Data entries for graphics
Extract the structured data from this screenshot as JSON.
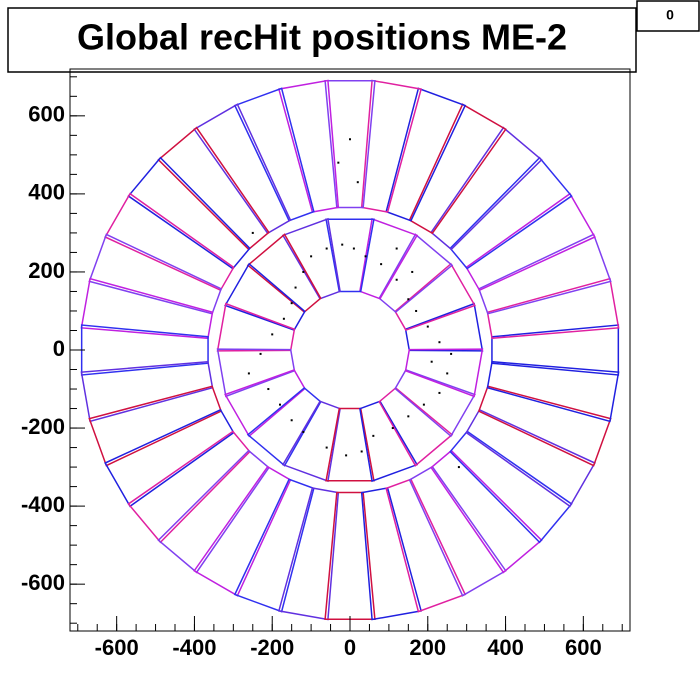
{
  "chart_data": {
    "type": "scatter",
    "title": "Global recHit positions ME-2",
    "stats_label": "0",
    "xlim": [
      -720,
      720
    ],
    "ylim": [
      -720,
      720
    ],
    "xticks": [
      -600,
      -400,
      -200,
      0,
      200,
      400,
      600
    ],
    "yticks": [
      -600,
      -400,
      -200,
      0,
      200,
      400,
      600
    ],
    "grid": false,
    "series": [
      {
        "color": "#000000",
        "x": [
          -150,
          -140,
          -120,
          -100,
          -60,
          -20,
          10,
          40,
          80,
          120,
          150,
          170,
          200,
          230,
          260,
          -170,
          -200,
          -230,
          -260,
          -210,
          -180,
          -150,
          -120,
          -60,
          -10,
          30,
          60,
          110,
          150,
          190,
          230,
          250,
          210,
          160,
          120,
          -30,
          0,
          20,
          -250,
          280
        ],
        "y": [
          120,
          160,
          200,
          240,
          260,
          270,
          260,
          240,
          220,
          180,
          130,
          100,
          60,
          20,
          -10,
          80,
          40,
          -10,
          -60,
          -100,
          -140,
          -180,
          -210,
          -250,
          -270,
          -260,
          -220,
          -200,
          -170,
          -140,
          -110,
          -60,
          -30,
          200,
          260,
          480,
          540,
          430,
          300,
          -300
        ]
      }
    ]
  }
}
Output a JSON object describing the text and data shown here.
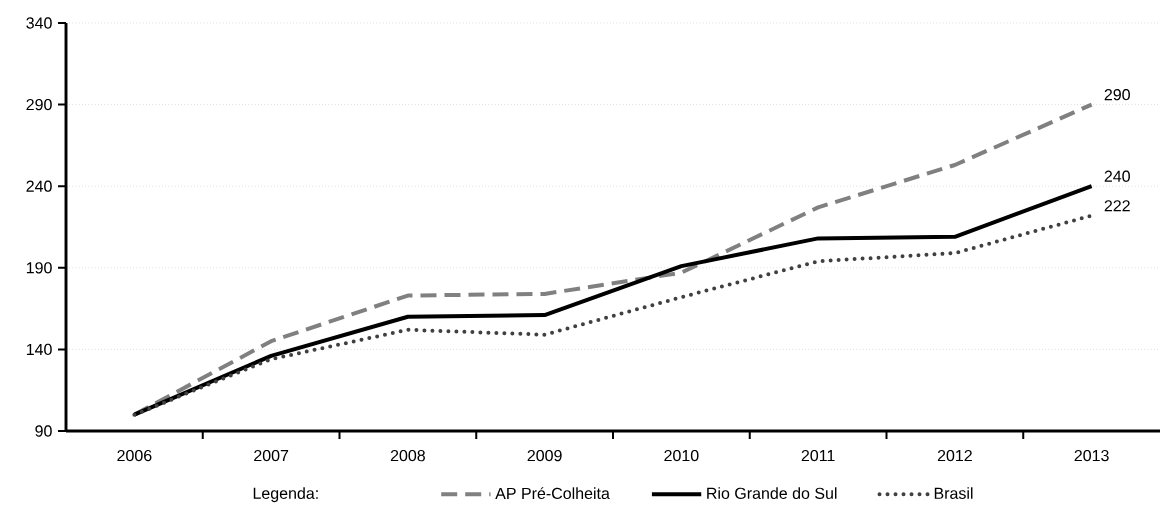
{
  "chart_data": {
    "type": "line",
    "categories": [
      "2006",
      "2007",
      "2008",
      "2009",
      "2010",
      "2011",
      "2012",
      "2013"
    ],
    "series": [
      {
        "name": "AP Pré-Colheita",
        "color": "#808080",
        "line_style": "dashed",
        "values": [
          100,
          145,
          173,
          174,
          187,
          227,
          253,
          290
        ]
      },
      {
        "name": "Rio Grande do Sul",
        "color": "#000000",
        "line_style": "solid",
        "values": [
          100,
          136,
          160,
          161,
          191,
          208,
          209,
          240
        ]
      },
      {
        "name": "Brasil",
        "color": "#404040",
        "line_style": "dotted",
        "values": [
          100,
          134,
          152,
          149,
          172,
          194,
          199,
          222
        ]
      }
    ],
    "ylim": [
      90,
      340
    ],
    "yticks": [
      90,
      140,
      190,
      240,
      290,
      340
    ],
    "grid": "y",
    "legend": "bottom",
    "legend_title": "Legenda:",
    "marker": "none",
    "annotations": [
      {
        "text": "290",
        "x": "2013",
        "y": 290
      },
      {
        "text": "240",
        "x": "2013",
        "y": 240
      },
      {
        "text": "222",
        "x": "2013",
        "y": 222
      }
    ]
  }
}
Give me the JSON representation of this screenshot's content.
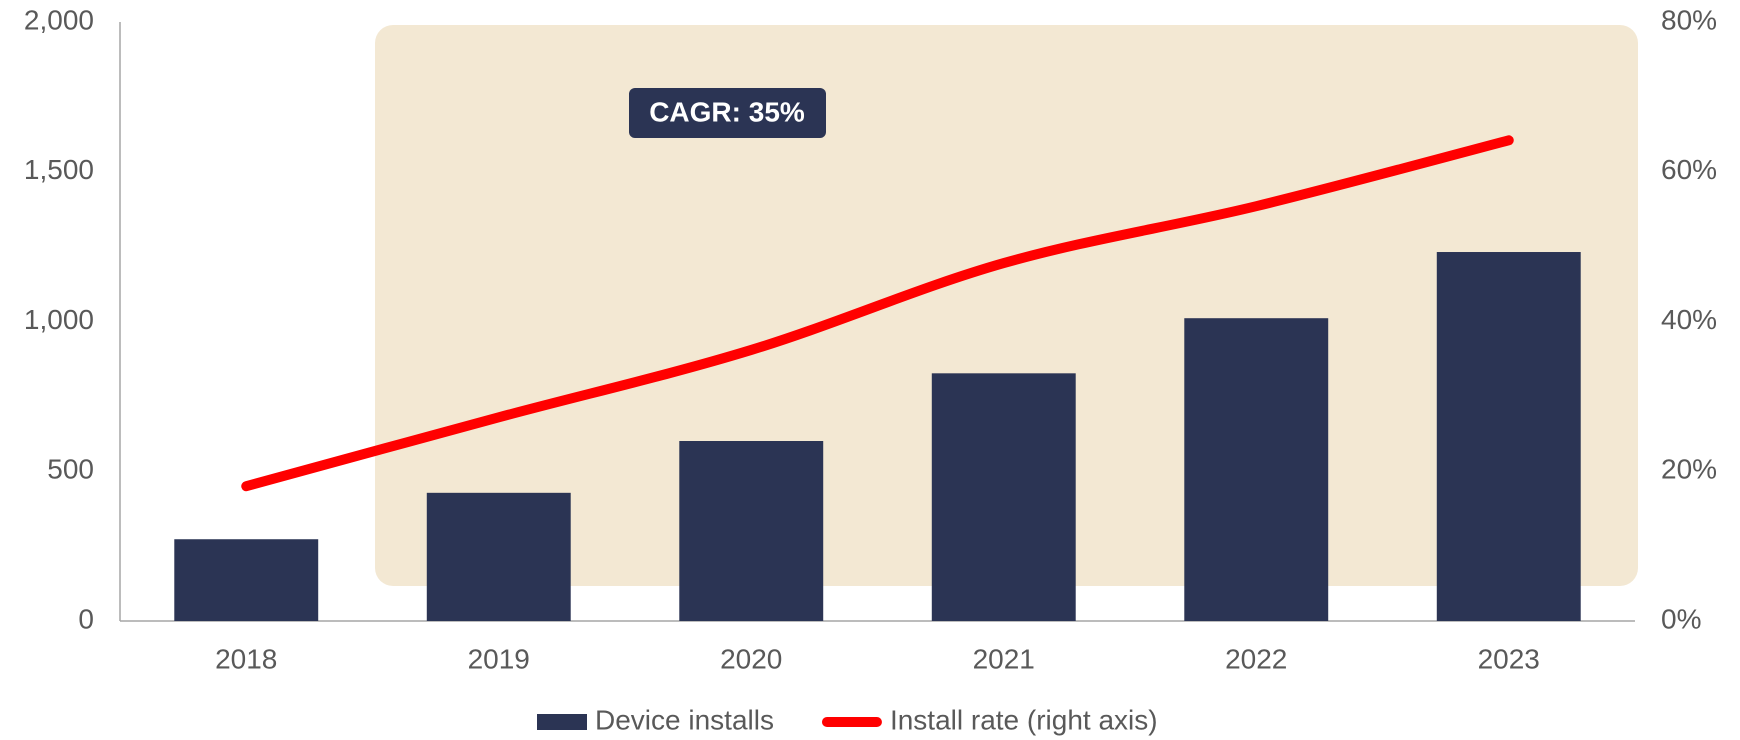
{
  "chart_data": {
    "type": "bar",
    "annotation": "CAGR: 35%",
    "categories": [
      "2018",
      "2019",
      "2020",
      "2021",
      "2022",
      "2023"
    ],
    "series": [
      {
        "name": "Device installs",
        "color": "#2b3454",
        "type": "bar",
        "values": [
          273,
          428,
          601,
          827,
          1011,
          1232
        ]
      },
      {
        "name": "Install rate (right axis)",
        "color": "#ff0000",
        "type": "line",
        "axis": "y2",
        "values": [
          18,
          27.2,
          36.2,
          47.8,
          55.4,
          64.2
        ]
      }
    ],
    "ylim": [
      0,
      2000
    ],
    "yticks": [
      0,
      500,
      {
        "value": 1000,
        "label": "1,000"
      },
      {
        "value": 1500,
        "label": "1,500"
      },
      {
        "value": 2000,
        "label": "2,000"
      }
    ],
    "y2lim": [
      0,
      80
    ],
    "y2ticks": [
      {
        "value": 0,
        "label": "0%"
      },
      {
        "value": 20,
        "label": "20%"
      },
      {
        "value": 40,
        "label": "40%"
      },
      {
        "value": 60,
        "label": "60%"
      },
      {
        "value": 80,
        "label": "80%"
      }
    ],
    "grid": false,
    "legend": "bottom"
  }
}
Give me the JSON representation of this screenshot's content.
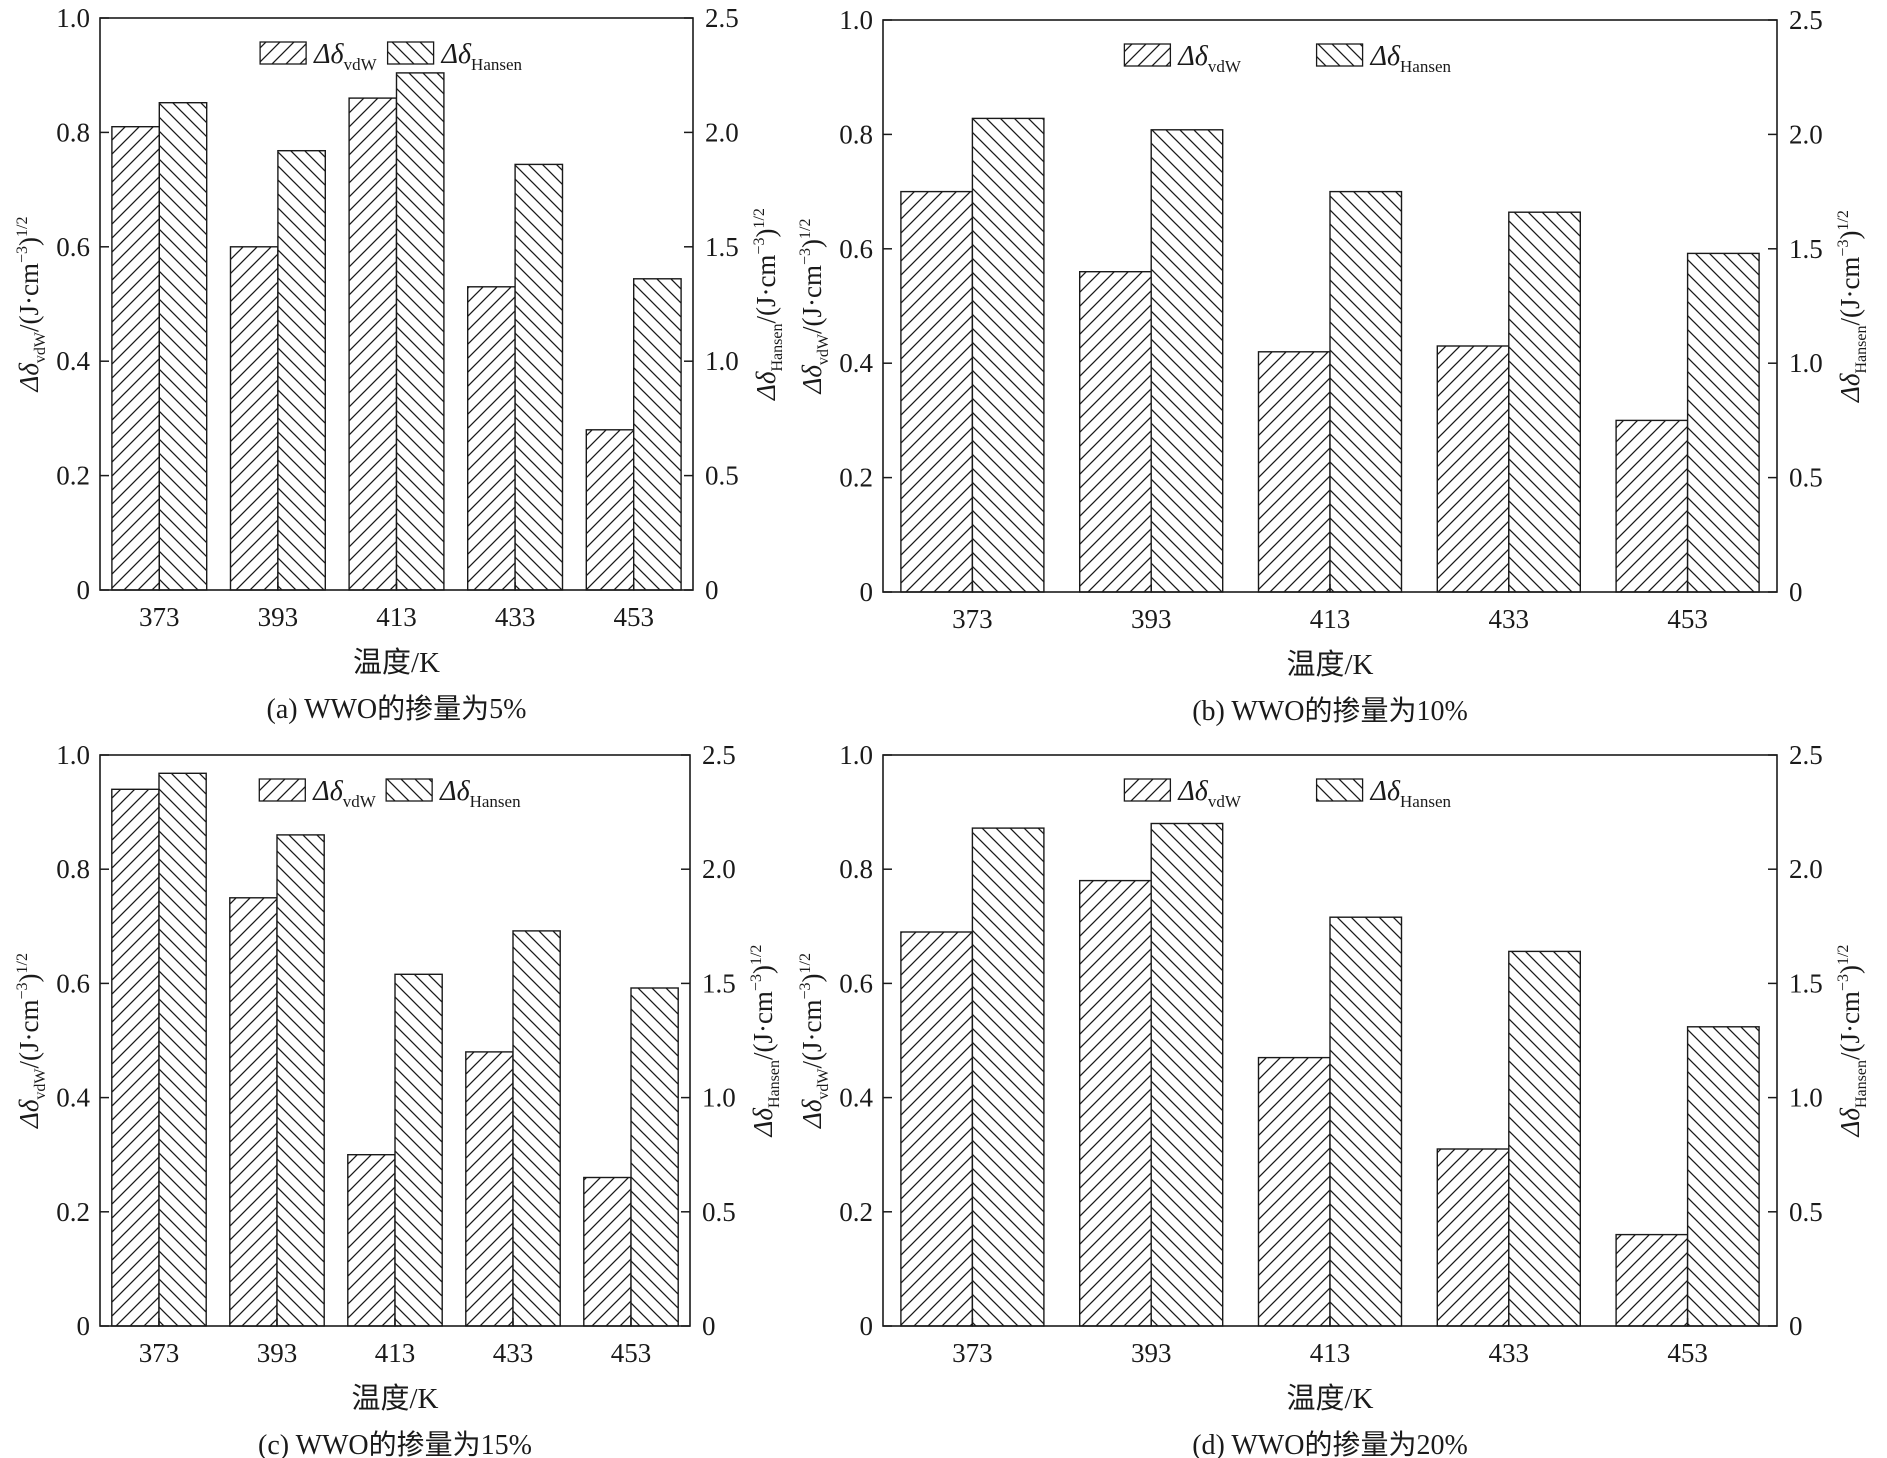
{
  "figure": {
    "legend": {
      "vdw": "Δδ",
      "vdw_sub": "vdW",
      "hansen": "Δδ",
      "hansen_sub": "Hansen"
    },
    "left_axis_label": {
      "main": "Δδ",
      "sub": "vdW",
      "unit": "/(J·cm",
      "exp": "−3",
      "close": ")",
      "pow": "1/2"
    },
    "right_axis_label": {
      "main": "Δδ",
      "sub": "Hansen",
      "unit": "/(J·cm",
      "exp": "−3",
      "close": ")",
      "pow": "1/2"
    }
  },
  "chart_data": [
    {
      "type": "bar",
      "title": "(a) WWO的掺量为5%",
      "xlabel": "温度/K",
      "categories": [
        "373",
        "393",
        "413",
        "433",
        "453"
      ],
      "left_ylim": [
        0,
        1.0
      ],
      "left_ticks": [
        "0",
        "0.2",
        "0.4",
        "0.6",
        "0.8",
        "1.0"
      ],
      "right_ylim": [
        0,
        2.5
      ],
      "right_ticks": [
        "0",
        "0.5",
        "1.0",
        "1.5",
        "2.0",
        "2.5"
      ],
      "series": [
        {
          "name": "Δδ vdW",
          "axis": "left",
          "values": [
            0.81,
            0.6,
            0.86,
            0.53,
            0.28
          ]
        },
        {
          "name": "Δδ Hansen",
          "axis": "right",
          "values": [
            2.13,
            1.92,
            2.26,
            1.86,
            1.36
          ]
        }
      ]
    },
    {
      "type": "bar",
      "title": "(b) WWO的掺量为10%",
      "xlabel": "温度/K",
      "categories": [
        "373",
        "393",
        "413",
        "433",
        "453"
      ],
      "left_ylim": [
        0,
        1.0
      ],
      "left_ticks": [
        "0",
        "0.2",
        "0.4",
        "0.6",
        "0.8",
        "1.0"
      ],
      "right_ylim": [
        0,
        2.5
      ],
      "right_ticks": [
        "0",
        "0.5",
        "1.0",
        "1.5",
        "2.0",
        "2.5"
      ],
      "series": [
        {
          "name": "Δδ vdW",
          "axis": "left",
          "values": [
            0.7,
            0.56,
            0.42,
            0.43,
            0.3
          ]
        },
        {
          "name": "Δδ Hansen",
          "axis": "right",
          "values": [
            2.07,
            2.02,
            1.75,
            1.66,
            1.48
          ]
        }
      ]
    },
    {
      "type": "bar",
      "title": "(c) WWO的掺量为15%",
      "xlabel": "温度/K",
      "categories": [
        "373",
        "393",
        "413",
        "433",
        "453"
      ],
      "left_ylim": [
        0,
        1.0
      ],
      "left_ticks": [
        "0",
        "0.2",
        "0.4",
        "0.6",
        "0.8",
        "1.0"
      ],
      "right_ylim": [
        0,
        2.5
      ],
      "right_ticks": [
        "0",
        "0.5",
        "1.0",
        "1.5",
        "2.0",
        "2.5"
      ],
      "series": [
        {
          "name": "Δδ vdW",
          "axis": "left",
          "values": [
            0.94,
            0.75,
            0.3,
            0.48,
            0.26
          ]
        },
        {
          "name": "Δδ Hansen",
          "axis": "right",
          "values": [
            2.42,
            2.15,
            1.54,
            1.73,
            1.48
          ]
        }
      ]
    },
    {
      "type": "bar",
      "title": "(d) WWO的掺量为20%",
      "xlabel": "温度/K",
      "categories": [
        "373",
        "393",
        "413",
        "433",
        "453"
      ],
      "left_ylim": [
        0,
        1.0
      ],
      "left_ticks": [
        "0",
        "0.2",
        "0.4",
        "0.6",
        "0.8",
        "1.0"
      ],
      "right_ylim": [
        0,
        2.5
      ],
      "right_ticks": [
        "0",
        "0.5",
        "1.0",
        "1.5",
        "2.0",
        "2.5"
      ],
      "series": [
        {
          "name": "Δδ vdW",
          "axis": "left",
          "values": [
            0.69,
            0.78,
            0.47,
            0.31,
            0.16
          ]
        },
        {
          "name": "Δδ Hansen",
          "axis": "right",
          "values": [
            2.18,
            2.2,
            1.79,
            1.64,
            1.31
          ]
        }
      ]
    }
  ]
}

→ **Problem description**: Report only the number of lines in the data above that contain "JSON".

→ **Problem solution**: 4